Items from a data source

>>>

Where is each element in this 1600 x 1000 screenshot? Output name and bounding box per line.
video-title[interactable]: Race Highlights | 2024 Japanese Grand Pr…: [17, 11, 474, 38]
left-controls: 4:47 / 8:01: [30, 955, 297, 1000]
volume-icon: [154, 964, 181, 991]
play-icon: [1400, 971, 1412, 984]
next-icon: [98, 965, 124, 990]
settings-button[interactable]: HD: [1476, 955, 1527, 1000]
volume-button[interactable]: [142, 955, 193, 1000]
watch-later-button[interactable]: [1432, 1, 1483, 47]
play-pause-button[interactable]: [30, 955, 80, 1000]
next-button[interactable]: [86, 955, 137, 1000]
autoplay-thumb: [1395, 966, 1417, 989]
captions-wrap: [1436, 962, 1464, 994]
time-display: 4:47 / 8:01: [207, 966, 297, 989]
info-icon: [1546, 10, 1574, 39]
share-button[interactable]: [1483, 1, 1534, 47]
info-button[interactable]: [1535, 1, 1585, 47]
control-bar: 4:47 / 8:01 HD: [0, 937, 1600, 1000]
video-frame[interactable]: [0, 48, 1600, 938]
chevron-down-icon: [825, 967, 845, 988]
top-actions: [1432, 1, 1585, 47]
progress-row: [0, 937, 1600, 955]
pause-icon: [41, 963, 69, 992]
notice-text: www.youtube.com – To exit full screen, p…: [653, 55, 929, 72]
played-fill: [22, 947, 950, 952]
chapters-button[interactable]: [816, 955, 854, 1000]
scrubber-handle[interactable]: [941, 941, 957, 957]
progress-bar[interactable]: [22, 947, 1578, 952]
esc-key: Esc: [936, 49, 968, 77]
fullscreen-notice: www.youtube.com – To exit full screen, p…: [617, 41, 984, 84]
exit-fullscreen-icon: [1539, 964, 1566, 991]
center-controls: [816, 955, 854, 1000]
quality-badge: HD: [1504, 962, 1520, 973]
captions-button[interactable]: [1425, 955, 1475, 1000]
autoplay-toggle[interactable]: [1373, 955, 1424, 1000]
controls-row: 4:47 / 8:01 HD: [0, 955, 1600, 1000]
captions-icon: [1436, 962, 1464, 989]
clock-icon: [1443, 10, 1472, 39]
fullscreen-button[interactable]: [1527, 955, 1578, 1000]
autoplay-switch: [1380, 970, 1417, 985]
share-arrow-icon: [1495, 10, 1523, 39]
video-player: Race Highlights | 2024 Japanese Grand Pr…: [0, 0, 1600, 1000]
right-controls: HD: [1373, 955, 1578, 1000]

<<<

Problem details
Copy every line of the records above verbatim, keeping their order.

Output of the task
Where is each element in this 1600 x 1000 screenshot? Output name and bounding box per line.
video-title[interactable]: Race Highlights | 2024 Japanese Grand Pr…: [17, 11, 474, 38]
left-controls: 4:47 / 8:01: [30, 955, 297, 1000]
volume-icon: [154, 964, 181, 991]
play-icon: [1400, 971, 1412, 984]
next-icon: [98, 965, 124, 990]
settings-button[interactable]: HD: [1476, 955, 1527, 1000]
volume-button[interactable]: [142, 955, 193, 1000]
watch-later-button[interactable]: [1432, 1, 1483, 47]
play-pause-button[interactable]: [30, 955, 80, 1000]
next-button[interactable]: [86, 955, 137, 1000]
autoplay-thumb: [1395, 966, 1417, 989]
captions-wrap: [1436, 962, 1464, 994]
time-display: 4:47 / 8:01: [207, 966, 297, 989]
info-icon: [1546, 10, 1574, 39]
share-button[interactable]: [1483, 1, 1534, 47]
info-button[interactable]: [1535, 1, 1585, 47]
control-bar: 4:47 / 8:01 HD: [0, 937, 1600, 1000]
video-frame[interactable]: [0, 48, 1600, 938]
chevron-down-icon: [825, 967, 845, 988]
top-actions: [1432, 1, 1585, 47]
progress-row: [0, 937, 1600, 955]
pause-icon: [41, 963, 69, 992]
notice-text: www.youtube.com – To exit full screen, p…: [653, 55, 929, 72]
played-fill: [22, 947, 950, 952]
chapters-button[interactable]: [816, 955, 854, 1000]
scrubber-handle[interactable]: [941, 941, 957, 957]
progress-bar[interactable]: [22, 947, 1578, 952]
esc-key: Esc: [936, 49, 968, 77]
fullscreen-notice: www.youtube.com – To exit full screen, p…: [617, 41, 984, 84]
exit-fullscreen-icon: [1539, 964, 1566, 991]
center-controls: [816, 955, 854, 1000]
quality-badge: HD: [1504, 962, 1520, 973]
captions-button[interactable]: [1425, 955, 1475, 1000]
autoplay-toggle[interactable]: [1373, 955, 1424, 1000]
controls-row: 4:47 / 8:01 HD: [0, 955, 1600, 1000]
captions-icon: [1436, 962, 1464, 989]
clock-icon: [1443, 10, 1472, 39]
fullscreen-button[interactable]: [1527, 955, 1578, 1000]
autoplay-switch: [1380, 970, 1417, 985]
share-arrow-icon: [1495, 10, 1523, 39]
video-player: Race Highlights | 2024 Japanese Grand Pr…: [0, 0, 1600, 1000]
right-controls: HD: [1373, 955, 1578, 1000]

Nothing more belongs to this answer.